** Start of Data to use **

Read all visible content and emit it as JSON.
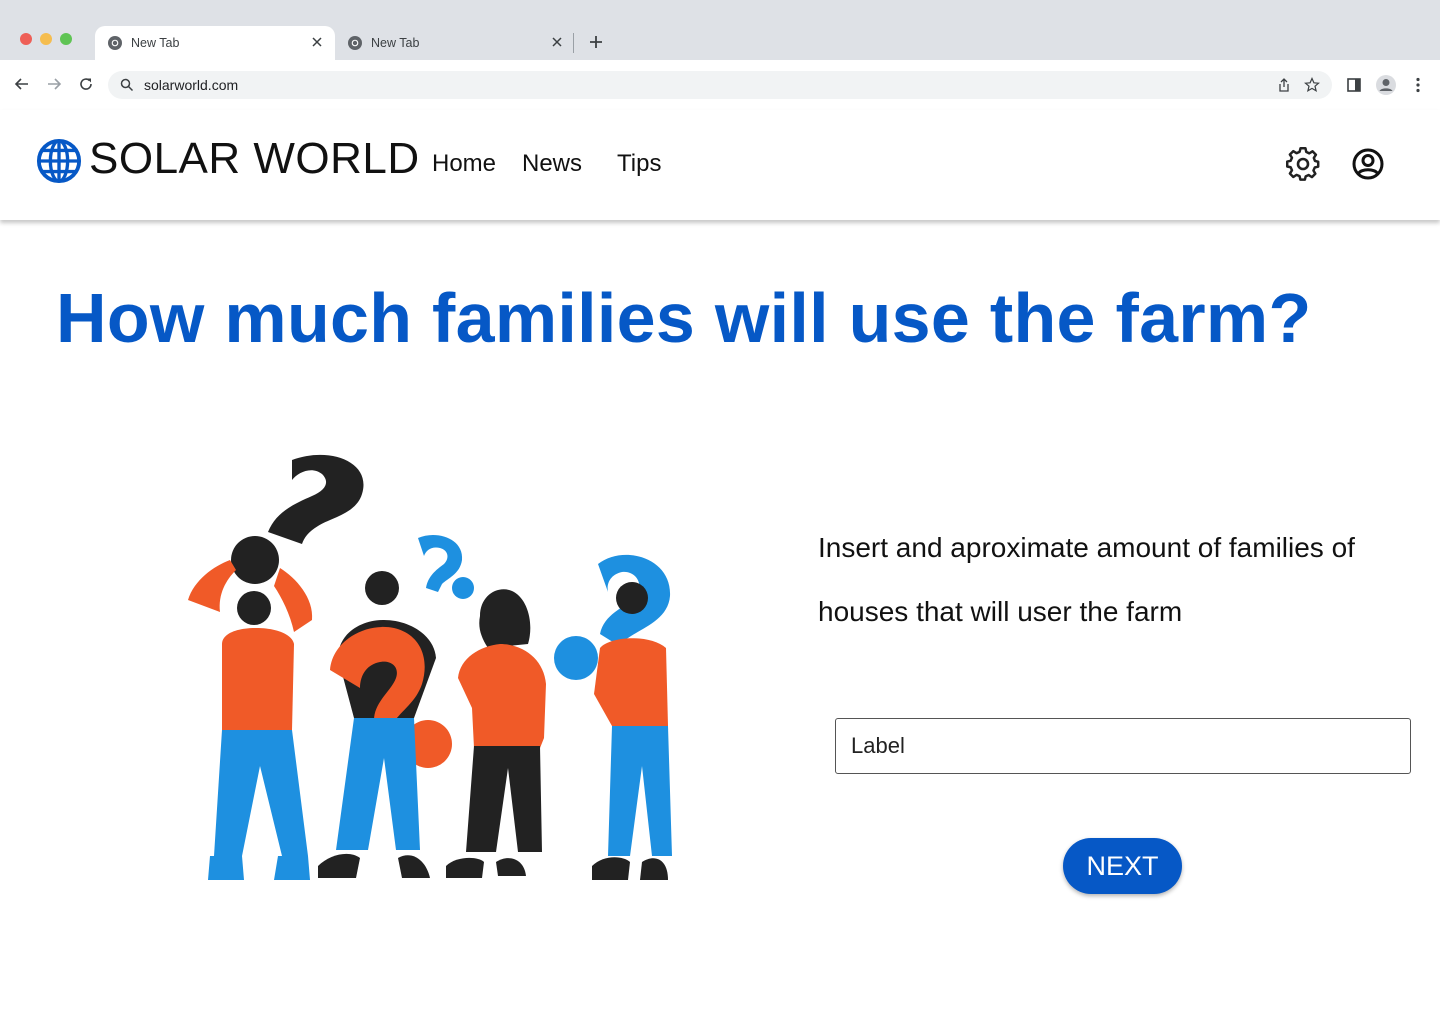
{
  "browser": {
    "tabs": [
      {
        "title": "New Tab",
        "active": true
      },
      {
        "title": "New Tab",
        "active": false
      }
    ],
    "url": "solarworld.com"
  },
  "site": {
    "title": "SOLAR WORLD",
    "nav": [
      {
        "label": "Home"
      },
      {
        "label": "News"
      },
      {
        "label": "Tips"
      }
    ],
    "icons": [
      "globe-icon",
      "gear-icon",
      "account-icon"
    ]
  },
  "main": {
    "question": "How much families will use the farm?",
    "prompt": "Insert and aproximate amount of families of houses that will user the farm",
    "input": {
      "value": "Label",
      "placeholder": "Label"
    },
    "next_label": "NEXT"
  },
  "colors": {
    "accent": "#0658c6",
    "illustration_orange": "#f05a28",
    "illustration_blue": "#1e90e0",
    "illustration_dark": "#222222"
  }
}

** End of Data to use **

* [Problem requirements] Your task is to reproduce all of the material exactly. The pictures stay out.

* [Solution to the problem]
Read all visible content and emit it as JSON.
{
  "browser": {
    "tabs": [
      {
        "title": "New Tab",
        "active": true
      },
      {
        "title": "New Tab",
        "active": false
      }
    ],
    "url": "solarworld.com"
  },
  "site": {
    "title": "SOLAR WORLD",
    "nav": [
      {
        "label": "Home"
      },
      {
        "label": "News"
      },
      {
        "label": "Tips"
      }
    ],
    "icons": [
      "globe-icon",
      "gear-icon",
      "account-icon"
    ]
  },
  "main": {
    "question": "How much families will use the farm?",
    "prompt": "Insert and aproximate amount of families of houses that will user the farm",
    "input": {
      "value": "Label",
      "placeholder": "Label"
    },
    "next_label": "NEXT"
  },
  "colors": {
    "accent": "#0658c6",
    "illustration_orange": "#f05a28",
    "illustration_blue": "#1e90e0",
    "illustration_dark": "#222222"
  }
}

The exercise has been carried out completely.